=== Problem statement ===
Return all entries word for word, but drop any images.
★ ★ ★ ★ ★
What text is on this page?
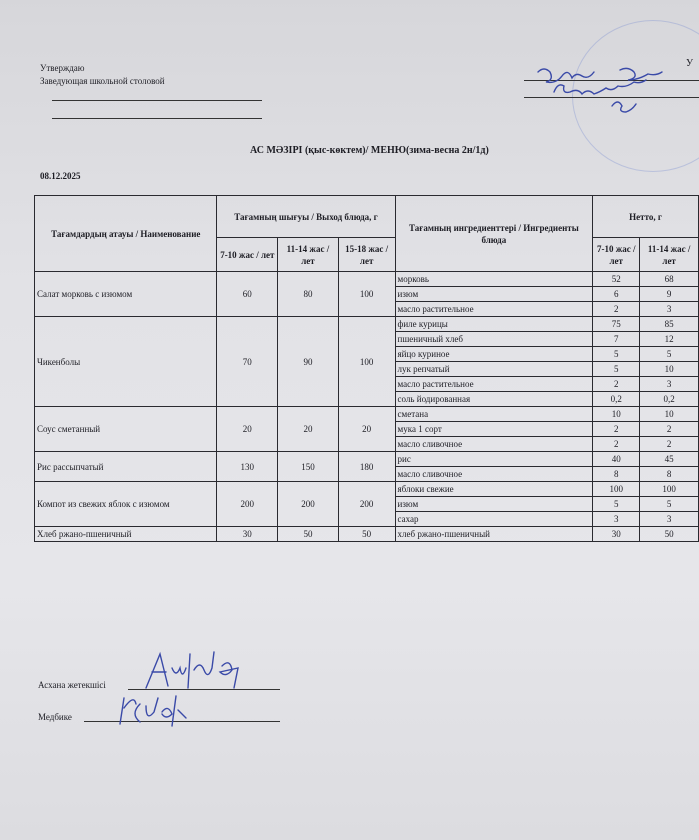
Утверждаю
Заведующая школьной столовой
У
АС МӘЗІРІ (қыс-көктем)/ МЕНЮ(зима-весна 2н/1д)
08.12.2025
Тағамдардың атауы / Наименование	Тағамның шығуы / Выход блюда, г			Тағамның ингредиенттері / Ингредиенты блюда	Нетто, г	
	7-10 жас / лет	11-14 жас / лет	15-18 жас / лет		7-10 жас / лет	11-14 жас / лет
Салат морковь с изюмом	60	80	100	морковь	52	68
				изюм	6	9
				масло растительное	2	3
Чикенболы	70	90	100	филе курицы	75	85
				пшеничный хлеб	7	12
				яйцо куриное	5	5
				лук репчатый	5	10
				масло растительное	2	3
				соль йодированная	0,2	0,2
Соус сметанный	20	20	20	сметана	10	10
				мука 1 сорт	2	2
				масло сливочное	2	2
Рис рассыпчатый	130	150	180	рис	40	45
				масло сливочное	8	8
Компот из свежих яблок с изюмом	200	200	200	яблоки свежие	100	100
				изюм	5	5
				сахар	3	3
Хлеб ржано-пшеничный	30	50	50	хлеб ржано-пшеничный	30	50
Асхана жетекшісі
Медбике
★ ★ ★ ★ ★
=== Solution to the exercise ===
What text is on this page?
Утверждаю
Заведующая школьной столовой
У
АС МӘЗІРІ (қыс-көктем)/ МЕНЮ(зима-весна 2н/1д)
08.12.2025
Тағамдардың атауы / Наименование	Тағамның шығуы / Выход блюда, г			Тағамның ингредиенттері / Ингредиенты блюда	Нетто, г	
	7-10 жас / лет	11-14 жас / лет	15-18 жас / лет		7-10 жас / лет	11-14 жас / лет
Салат морковь с изюмом	60	80	100	морковь	52	68
				изюм	6	9
				масло растительное	2	3
Чикенболы	70	90	100	филе курицы	75	85
				пшеничный хлеб	7	12
				яйцо куриное	5	5
				лук репчатый	5	10
				масло растительное	2	3
				соль йодированная	0,2	0,2
Соус сметанный	20	20	20	сметана	10	10
				мука 1 сорт	2	2
				масло сливочное	2	2
Рис рассыпчатый	130	150	180	рис	40	45
				масло сливочное	8	8
Компот из свежих яблок с изюмом	200	200	200	яблоки свежие	100	100
				изюм	5	5
				сахар	3	3
Хлеб ржано-пшеничный	30	50	50	хлеб ржано-пшеничный	30	50
Асхана жетекшісі
Медбике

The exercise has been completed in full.